>> begin
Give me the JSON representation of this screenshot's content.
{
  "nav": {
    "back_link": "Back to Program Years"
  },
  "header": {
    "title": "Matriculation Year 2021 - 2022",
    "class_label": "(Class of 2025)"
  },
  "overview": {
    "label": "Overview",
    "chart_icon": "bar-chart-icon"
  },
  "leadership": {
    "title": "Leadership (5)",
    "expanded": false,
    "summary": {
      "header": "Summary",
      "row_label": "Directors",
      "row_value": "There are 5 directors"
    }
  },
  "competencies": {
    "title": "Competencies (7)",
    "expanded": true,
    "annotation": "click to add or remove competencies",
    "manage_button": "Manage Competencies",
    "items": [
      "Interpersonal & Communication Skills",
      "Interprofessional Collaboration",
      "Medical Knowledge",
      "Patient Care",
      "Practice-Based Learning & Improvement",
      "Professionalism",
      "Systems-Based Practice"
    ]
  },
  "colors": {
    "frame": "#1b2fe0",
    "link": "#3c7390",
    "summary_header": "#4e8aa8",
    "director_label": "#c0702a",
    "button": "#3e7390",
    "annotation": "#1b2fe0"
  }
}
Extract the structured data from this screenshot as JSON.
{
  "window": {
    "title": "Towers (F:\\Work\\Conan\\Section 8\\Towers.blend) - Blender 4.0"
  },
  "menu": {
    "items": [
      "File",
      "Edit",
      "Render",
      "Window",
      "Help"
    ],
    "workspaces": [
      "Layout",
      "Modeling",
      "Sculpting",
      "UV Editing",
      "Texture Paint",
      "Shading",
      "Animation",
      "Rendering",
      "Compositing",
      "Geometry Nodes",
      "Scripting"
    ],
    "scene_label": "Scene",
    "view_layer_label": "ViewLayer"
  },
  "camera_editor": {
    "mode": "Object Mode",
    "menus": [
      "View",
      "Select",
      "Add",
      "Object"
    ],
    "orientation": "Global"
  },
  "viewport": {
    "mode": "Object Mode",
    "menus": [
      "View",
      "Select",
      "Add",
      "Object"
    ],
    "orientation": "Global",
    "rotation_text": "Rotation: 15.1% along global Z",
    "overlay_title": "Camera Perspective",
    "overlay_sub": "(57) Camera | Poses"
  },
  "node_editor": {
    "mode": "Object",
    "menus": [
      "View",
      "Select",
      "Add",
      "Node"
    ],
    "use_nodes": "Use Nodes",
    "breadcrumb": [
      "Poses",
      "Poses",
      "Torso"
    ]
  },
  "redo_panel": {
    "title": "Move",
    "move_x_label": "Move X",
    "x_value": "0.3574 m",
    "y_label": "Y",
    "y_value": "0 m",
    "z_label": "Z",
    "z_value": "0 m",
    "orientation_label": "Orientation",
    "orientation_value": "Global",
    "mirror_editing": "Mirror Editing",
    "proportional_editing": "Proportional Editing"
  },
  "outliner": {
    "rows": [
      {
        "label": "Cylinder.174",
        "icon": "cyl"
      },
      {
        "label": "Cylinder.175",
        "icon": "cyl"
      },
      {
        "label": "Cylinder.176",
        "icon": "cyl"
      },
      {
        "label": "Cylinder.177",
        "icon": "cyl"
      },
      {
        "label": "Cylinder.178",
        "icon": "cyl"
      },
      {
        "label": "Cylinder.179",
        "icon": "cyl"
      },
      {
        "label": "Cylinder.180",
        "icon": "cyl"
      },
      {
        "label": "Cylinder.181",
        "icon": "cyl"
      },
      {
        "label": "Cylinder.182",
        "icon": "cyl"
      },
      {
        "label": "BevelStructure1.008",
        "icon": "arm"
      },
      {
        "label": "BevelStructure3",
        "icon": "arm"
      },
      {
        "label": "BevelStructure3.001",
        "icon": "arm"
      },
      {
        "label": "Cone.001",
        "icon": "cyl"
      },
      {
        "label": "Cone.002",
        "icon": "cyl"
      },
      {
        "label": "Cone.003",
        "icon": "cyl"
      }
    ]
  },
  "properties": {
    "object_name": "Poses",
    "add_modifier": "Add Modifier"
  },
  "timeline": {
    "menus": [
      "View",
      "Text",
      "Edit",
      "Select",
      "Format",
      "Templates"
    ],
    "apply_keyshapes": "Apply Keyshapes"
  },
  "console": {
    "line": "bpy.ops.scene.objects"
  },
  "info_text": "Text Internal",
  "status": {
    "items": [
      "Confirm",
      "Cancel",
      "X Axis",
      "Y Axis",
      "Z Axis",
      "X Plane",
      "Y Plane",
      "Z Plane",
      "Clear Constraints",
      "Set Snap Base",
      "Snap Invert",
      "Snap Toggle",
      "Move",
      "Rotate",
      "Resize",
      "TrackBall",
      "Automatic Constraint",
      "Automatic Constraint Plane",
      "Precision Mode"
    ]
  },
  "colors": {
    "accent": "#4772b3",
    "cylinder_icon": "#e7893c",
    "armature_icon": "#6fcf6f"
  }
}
>> end
**AIM**
Reproduce the whole listing word for word.

**PROBLEM SOLUTION**
Give me the JSON representation of this screenshot's content.
{
  "nav": {
    "back_link": "Back to Program Years"
  },
  "header": {
    "title": "Matriculation Year 2021 - 2022",
    "class_label": "(Class of 2025)"
  },
  "overview": {
    "label": "Overview",
    "chart_icon": "bar-chart-icon"
  },
  "leadership": {
    "title": "Leadership (5)",
    "expanded": false,
    "summary": {
      "header": "Summary",
      "row_label": "Directors",
      "row_value": "There are 5 directors"
    }
  },
  "competencies": {
    "title": "Competencies (7)",
    "expanded": true,
    "annotation": "click to add or remove competencies",
    "manage_button": "Manage Competencies",
    "items": [
      "Interpersonal & Communication Skills",
      "Interprofessional Collaboration",
      "Medical Knowledge",
      "Patient Care",
      "Practice-Based Learning & Improvement",
      "Professionalism",
      "Systems-Based Practice"
    ]
  },
  "colors": {
    "frame": "#1b2fe0",
    "link": "#3c7390",
    "summary_header": "#4e8aa8",
    "director_label": "#c0702a",
    "button": "#3e7390",
    "annotation": "#1b2fe0"
  }
}
Extract the structured data from this screenshot as JSON.
{
  "window": {
    "title": "Towers (F:\\Work\\Conan\\Section 8\\Towers.blend) - Blender 4.0"
  },
  "menu": {
    "items": [
      "File",
      "Edit",
      "Render",
      "Window",
      "Help"
    ],
    "workspaces": [
      "Layout",
      "Modeling",
      "Sculpting",
      "UV Editing",
      "Texture Paint",
      "Shading",
      "Animation",
      "Rendering",
      "Compositing",
      "Geometry Nodes",
      "Scripting"
    ],
    "scene_label": "Scene",
    "view_layer_label": "ViewLayer"
  },
  "camera_editor": {
    "mode": "Object Mode",
    "menus": [
      "View",
      "Select",
      "Add",
      "Object"
    ],
    "orientation": "Global"
  },
  "viewport": {
    "mode": "Object Mode",
    "menus": [
      "View",
      "Select",
      "Add",
      "Object"
    ],
    "orientation": "Global",
    "rotation_text": "Rotation: 15.1% along global Z",
    "overlay_title": "Camera Perspective",
    "overlay_sub": "(57) Camera | Poses"
  },
  "node_editor": {
    "mode": "Object",
    "menus": [
      "View",
      "Select",
      "Add",
      "Node"
    ],
    "use_nodes": "Use Nodes",
    "breadcrumb": [
      "Poses",
      "Poses",
      "Torso"
    ]
  },
  "redo_panel": {
    "title": "Move",
    "move_x_label": "Move X",
    "x_value": "0.3574 m",
    "y_label": "Y",
    "y_value": "0 m",
    "z_label": "Z",
    "z_value": "0 m",
    "orientation_label": "Orientation",
    "orientation_value": "Global",
    "mirror_editing": "Mirror Editing",
    "proportional_editing": "Proportional Editing"
  },
  "outliner": {
    "rows": [
      {
        "label": "Cylinder.174",
        "icon": "cyl"
      },
      {
        "label": "Cylinder.175",
        "icon": "cyl"
      },
      {
        "label": "Cylinder.176",
        "icon": "cyl"
      },
      {
        "label": "Cylinder.177",
        "icon": "cyl"
      },
      {
        "label": "Cylinder.178",
        "icon": "cyl"
      },
      {
        "label": "Cylinder.179",
        "icon": "cyl"
      },
      {
        "label": "Cylinder.180",
        "icon": "cyl"
      },
      {
        "label": "Cylinder.181",
        "icon": "cyl"
      },
      {
        "label": "Cylinder.182",
        "icon": "cyl"
      },
      {
        "label": "BevelStructure1.008",
        "icon": "arm"
      },
      {
        "label": "BevelStructure3",
        "icon": "arm"
      },
      {
        "label": "BevelStructure3.001",
        "icon": "arm"
      },
      {
        "label": "Cone.001",
        "icon": "cyl"
      },
      {
        "label": "Cone.002",
        "icon": "cyl"
      },
      {
        "label": "Cone.003",
        "icon": "cyl"
      }
    ]
  },
  "properties": {
    "object_name": "Poses",
    "add_modifier": "Add Modifier"
  },
  "timeline": {
    "menus": [
      "View",
      "Text",
      "Edit",
      "Select",
      "Format",
      "Templates"
    ],
    "apply_keyshapes": "Apply Keyshapes"
  },
  "console": {
    "line": "bpy.ops.scene.objects"
  },
  "info_text": "Text Internal",
  "status": {
    "items": [
      "Confirm",
      "Cancel",
      "X Axis",
      "Y Axis",
      "Z Axis",
      "X Plane",
      "Y Plane",
      "Z Plane",
      "Clear Constraints",
      "Set Snap Base",
      "Snap Invert",
      "Snap Toggle",
      "Move",
      "Rotate",
      "Resize",
      "TrackBall",
      "Automatic Constraint",
      "Automatic Constraint Plane",
      "Precision Mode"
    ]
  },
  "colors": {
    "accent": "#4772b3",
    "cylinder_icon": "#e7893c",
    "armature_icon": "#6fcf6f"
  }
}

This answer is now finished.